(Dataset records)
■ ■ ■ ■ ■ ■ ■

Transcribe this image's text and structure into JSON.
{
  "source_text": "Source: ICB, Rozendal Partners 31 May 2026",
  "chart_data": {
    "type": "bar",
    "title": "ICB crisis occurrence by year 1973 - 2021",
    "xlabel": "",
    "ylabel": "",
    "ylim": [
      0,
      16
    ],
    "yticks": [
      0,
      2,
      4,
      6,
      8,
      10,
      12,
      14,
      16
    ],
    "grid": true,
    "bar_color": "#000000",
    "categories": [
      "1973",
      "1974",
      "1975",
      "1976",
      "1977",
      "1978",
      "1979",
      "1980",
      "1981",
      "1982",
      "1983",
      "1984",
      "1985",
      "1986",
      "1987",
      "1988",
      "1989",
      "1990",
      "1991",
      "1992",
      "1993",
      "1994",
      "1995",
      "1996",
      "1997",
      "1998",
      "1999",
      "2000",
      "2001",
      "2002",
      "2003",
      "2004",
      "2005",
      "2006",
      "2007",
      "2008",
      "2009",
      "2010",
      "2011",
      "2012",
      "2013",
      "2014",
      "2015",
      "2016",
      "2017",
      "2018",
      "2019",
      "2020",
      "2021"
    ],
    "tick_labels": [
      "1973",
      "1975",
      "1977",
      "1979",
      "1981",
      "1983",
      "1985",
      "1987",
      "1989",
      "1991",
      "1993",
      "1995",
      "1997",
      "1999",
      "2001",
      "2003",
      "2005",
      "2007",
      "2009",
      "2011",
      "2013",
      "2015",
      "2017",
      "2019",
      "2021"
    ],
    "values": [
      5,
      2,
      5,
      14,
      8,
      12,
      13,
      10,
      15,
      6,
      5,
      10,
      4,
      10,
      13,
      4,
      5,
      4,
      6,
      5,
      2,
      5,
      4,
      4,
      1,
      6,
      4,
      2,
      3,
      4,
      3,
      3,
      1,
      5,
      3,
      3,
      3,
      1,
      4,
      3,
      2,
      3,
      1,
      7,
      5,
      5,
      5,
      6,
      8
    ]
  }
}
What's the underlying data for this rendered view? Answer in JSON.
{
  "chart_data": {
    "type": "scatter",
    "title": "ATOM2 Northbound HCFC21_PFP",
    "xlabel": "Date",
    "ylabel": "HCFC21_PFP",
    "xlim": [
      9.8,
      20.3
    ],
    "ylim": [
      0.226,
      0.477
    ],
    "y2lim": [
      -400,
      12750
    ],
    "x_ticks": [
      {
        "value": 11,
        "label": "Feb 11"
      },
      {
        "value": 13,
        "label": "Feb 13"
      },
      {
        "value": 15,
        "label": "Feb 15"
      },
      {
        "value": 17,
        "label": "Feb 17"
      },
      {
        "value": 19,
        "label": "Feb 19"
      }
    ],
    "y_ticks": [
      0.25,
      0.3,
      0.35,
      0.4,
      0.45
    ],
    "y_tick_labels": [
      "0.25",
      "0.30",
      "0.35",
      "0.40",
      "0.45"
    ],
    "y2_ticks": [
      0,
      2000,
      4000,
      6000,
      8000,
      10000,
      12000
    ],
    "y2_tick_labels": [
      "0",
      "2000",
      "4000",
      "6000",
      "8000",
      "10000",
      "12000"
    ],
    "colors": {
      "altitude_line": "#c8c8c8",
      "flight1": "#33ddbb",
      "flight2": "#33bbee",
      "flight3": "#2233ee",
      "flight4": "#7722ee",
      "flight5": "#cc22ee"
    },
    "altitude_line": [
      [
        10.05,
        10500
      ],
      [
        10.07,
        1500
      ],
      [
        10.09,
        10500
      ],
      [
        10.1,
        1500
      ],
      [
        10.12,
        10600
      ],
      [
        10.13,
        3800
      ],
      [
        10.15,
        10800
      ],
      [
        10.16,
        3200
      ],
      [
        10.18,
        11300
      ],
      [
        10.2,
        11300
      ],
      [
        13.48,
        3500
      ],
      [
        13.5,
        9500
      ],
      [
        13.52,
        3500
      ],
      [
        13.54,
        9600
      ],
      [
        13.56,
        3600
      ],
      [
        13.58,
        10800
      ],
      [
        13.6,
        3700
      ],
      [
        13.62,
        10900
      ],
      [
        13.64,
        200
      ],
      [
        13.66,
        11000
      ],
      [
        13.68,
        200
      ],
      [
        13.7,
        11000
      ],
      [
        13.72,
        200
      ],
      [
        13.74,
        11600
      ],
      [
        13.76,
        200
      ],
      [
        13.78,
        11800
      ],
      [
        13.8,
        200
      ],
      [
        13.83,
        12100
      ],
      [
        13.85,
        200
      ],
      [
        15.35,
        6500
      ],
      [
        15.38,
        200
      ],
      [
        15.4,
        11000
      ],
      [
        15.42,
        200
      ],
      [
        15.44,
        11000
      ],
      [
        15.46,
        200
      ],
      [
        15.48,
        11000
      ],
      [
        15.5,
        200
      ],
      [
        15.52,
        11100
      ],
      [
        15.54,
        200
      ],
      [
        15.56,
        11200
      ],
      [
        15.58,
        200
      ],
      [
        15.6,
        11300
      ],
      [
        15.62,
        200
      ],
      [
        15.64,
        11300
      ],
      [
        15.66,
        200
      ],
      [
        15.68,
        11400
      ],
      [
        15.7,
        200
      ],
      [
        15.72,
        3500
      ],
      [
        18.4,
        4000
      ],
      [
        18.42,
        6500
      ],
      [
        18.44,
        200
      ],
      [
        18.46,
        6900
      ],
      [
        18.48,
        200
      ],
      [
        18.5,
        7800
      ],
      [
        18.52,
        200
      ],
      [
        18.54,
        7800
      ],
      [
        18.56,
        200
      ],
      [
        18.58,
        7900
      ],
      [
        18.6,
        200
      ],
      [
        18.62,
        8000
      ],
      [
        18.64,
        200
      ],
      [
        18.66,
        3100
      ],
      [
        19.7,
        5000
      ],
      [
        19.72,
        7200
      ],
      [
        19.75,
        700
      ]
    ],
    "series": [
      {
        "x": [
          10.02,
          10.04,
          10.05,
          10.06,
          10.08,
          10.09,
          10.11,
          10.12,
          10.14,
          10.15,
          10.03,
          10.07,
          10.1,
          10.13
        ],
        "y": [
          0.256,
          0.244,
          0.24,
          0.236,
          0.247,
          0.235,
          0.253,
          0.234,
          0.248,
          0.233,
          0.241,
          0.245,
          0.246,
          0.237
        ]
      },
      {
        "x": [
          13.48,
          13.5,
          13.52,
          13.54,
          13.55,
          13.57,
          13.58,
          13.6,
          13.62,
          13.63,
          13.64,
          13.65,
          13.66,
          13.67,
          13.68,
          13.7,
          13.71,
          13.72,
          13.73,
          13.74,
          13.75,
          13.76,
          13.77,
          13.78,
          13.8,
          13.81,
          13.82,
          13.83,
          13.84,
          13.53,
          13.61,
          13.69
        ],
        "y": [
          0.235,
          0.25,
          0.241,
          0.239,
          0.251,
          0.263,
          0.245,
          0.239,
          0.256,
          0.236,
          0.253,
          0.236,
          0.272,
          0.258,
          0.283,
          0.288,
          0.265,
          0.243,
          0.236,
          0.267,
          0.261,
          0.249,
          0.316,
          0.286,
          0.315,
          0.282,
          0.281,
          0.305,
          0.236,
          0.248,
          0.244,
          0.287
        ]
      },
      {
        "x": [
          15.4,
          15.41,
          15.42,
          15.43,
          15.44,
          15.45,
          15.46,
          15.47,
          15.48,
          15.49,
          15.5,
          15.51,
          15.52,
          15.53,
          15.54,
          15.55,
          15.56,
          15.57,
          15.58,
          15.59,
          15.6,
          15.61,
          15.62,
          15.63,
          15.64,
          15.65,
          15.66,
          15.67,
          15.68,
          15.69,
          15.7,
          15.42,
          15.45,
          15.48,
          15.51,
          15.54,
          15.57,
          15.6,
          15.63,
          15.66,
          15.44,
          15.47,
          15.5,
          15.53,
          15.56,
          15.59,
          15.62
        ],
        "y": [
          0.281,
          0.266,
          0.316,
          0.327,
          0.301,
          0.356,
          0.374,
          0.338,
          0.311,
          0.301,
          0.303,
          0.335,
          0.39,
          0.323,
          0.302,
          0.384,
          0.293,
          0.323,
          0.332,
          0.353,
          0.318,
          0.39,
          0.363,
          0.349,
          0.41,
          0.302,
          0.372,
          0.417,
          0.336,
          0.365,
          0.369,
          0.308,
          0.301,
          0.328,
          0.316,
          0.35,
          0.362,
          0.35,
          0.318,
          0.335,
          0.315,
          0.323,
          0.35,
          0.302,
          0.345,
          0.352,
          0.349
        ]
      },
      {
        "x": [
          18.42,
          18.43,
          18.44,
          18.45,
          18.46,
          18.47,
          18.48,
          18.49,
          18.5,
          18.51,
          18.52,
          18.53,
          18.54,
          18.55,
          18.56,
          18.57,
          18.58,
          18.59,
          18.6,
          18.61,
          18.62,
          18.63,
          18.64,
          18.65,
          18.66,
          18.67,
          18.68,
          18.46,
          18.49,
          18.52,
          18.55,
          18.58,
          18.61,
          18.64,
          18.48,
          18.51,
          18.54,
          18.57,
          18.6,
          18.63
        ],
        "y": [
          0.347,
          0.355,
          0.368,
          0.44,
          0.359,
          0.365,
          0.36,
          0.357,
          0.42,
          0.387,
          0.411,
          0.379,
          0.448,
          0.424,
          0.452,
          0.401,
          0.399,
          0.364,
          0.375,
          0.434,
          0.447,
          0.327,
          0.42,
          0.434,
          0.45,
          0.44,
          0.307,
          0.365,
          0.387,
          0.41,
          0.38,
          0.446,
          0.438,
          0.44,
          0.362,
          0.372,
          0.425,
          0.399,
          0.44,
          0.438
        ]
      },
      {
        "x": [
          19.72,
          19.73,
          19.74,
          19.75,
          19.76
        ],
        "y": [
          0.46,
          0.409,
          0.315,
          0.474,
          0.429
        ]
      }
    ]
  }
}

■ ■ ■ ■ ■ ■ ■

=== Work to be completed ===
Find every line in the listing that holds the string "title", then say how many there are as a bare number.

=== Exercise result ===
2